## SOURCE TEXT:
= = = = = = =
Mountains, Hills and Homage

Reflections on forthcoming Mass readings by Tom and April Hoopes.

Sunday, Dec. 6 is the Second Sunday in Advent (Liturgical Year C, Cycle II). Tuesday, Dec. 8, the feast of the Immaculate Conception, is a holy day of obligation.


Papal

Pope Benedict XVI will celebrate the feast of the Immaculate Conception as the pope does every year — giving his “Homage to the Immaculate” on the Spanish Steps in Rome, which are decorated for the day with flowers.

The Holy Father explained the custom last year: “It is a tradition that the pope joins with the homage of the city, bringing Mary a basket of roses,” he said. “These flowers express our love and devotion: the love and devotion of the pope, of the Church of Rome and of the inhabitants of this city, who feel they are spiritual children of the Virgin Mary.”


Saints

December is full of important feast days.

Dec. 6 — St. Nicholas. In the liturgy, St. Nicholas’ Day is replaced by the regular Sunday observance, but you can still honor St. Nicholas in your home. We always have our children put their shoes out the night before. In the morning, they find them filled with chocolate coins wrapped in gold foil. The real St. Nicholas offered real coins to girls in need of a dowry — which was essential to avoid a life of degradation.

Dec. 8 — the Immaculate Conception. Pray the Glorious Mysteries. People often confuse the Immaculate Conception — which celebrates Mary’s freedom from original sin from the moment of her conception in her mother’s womb — with the Annunciation, when Jesus was miraculously conceived by the Holy Spirit. The assumption of Mary and her coronation might be more helpful to illustrate that point than the Joyful Mysteries are.

Dec. 9 — St. Juan Diego

Dec. 12 — Our Lady of Guadalupe

During the canonization of St. Juan Diego, much was learned about the Mexican saint whom some wrongly considered legendary. After he had his vision of Our Lady of Guadalupe and the bishop built the church she asked for, it is said that Juan was a kind of caretaker at the shrine. He would meet pilgrims, show off his tilma, and pray for the future of his country. The tilma exists, miraculously, to this day, with the image still on it.


Readings

Baruch 5:1-9; Psalms 126:1-6; Philippians 1:4-6, 8-11; Luke 3:1-6


Our Take

Today’s first reading, Psalm and Gospel all have the same message: We are in exile now, but our exile will soon be over.

In the first reading and Psalm, it was the Babylonian exile, after the Jewish people were driven out of Jerusalem by Nebuchadnezzar. Israel was “led away on foot by their enemies,” but God will bring back Jerusalem in an extraordinary way.
= = = = = = =
## DATA UNDER STUDY:
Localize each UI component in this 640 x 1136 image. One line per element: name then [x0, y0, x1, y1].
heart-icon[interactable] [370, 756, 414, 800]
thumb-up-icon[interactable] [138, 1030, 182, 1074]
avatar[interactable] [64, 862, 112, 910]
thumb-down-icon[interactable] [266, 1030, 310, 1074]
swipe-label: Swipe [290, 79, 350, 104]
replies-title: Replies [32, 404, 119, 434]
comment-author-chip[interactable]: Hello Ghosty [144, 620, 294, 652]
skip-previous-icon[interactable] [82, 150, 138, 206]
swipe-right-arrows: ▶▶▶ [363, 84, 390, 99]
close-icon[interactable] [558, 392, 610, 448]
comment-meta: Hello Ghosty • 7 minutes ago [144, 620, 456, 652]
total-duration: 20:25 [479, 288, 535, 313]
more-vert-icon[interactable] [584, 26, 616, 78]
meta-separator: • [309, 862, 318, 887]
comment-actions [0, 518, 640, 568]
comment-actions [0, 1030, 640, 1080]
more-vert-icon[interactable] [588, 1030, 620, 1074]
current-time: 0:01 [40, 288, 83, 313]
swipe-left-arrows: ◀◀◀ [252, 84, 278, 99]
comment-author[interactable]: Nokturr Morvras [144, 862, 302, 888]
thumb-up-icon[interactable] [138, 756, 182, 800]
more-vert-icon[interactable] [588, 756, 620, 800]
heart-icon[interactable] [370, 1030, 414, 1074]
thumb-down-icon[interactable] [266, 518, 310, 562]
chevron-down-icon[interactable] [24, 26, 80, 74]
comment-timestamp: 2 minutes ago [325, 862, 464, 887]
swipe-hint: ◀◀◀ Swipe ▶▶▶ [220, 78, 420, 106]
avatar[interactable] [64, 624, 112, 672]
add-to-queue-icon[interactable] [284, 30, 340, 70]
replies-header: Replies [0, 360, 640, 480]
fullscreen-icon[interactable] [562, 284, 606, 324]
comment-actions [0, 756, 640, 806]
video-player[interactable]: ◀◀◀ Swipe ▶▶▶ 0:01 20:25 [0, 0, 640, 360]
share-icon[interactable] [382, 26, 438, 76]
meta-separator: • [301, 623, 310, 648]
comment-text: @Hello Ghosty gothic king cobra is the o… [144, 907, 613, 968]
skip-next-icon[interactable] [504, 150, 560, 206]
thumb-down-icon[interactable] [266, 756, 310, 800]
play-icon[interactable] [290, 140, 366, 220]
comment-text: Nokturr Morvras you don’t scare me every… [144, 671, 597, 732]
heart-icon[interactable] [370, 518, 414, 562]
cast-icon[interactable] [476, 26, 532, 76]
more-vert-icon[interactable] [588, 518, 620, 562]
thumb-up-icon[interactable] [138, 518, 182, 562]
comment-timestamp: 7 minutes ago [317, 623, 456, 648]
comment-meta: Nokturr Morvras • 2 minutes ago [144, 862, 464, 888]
= = = = = = =
## REQUIRED ACTION:
Repeat word for word everything in the Advent readings text from "Reflections on forthcoming" down to "day with flowers.".

## EXERCISE RESPONSE:
Reflections on forthcoming Mass readings by Tom and April Hoopes.

Sunday, Dec. 6 is the Second Sunday in Advent (Liturgical Year C, Cycle II). Tuesday, Dec. 8, the feast of the Immaculate Conception, is a holy day of obligation.


Papal

Pope Benedict XVI will celebrate the feast of the Immaculate Conception as the pope does every year — giving his “Homage to the Immaculate” on the Spanish Steps in Rome, which are decorated for the day with flowers.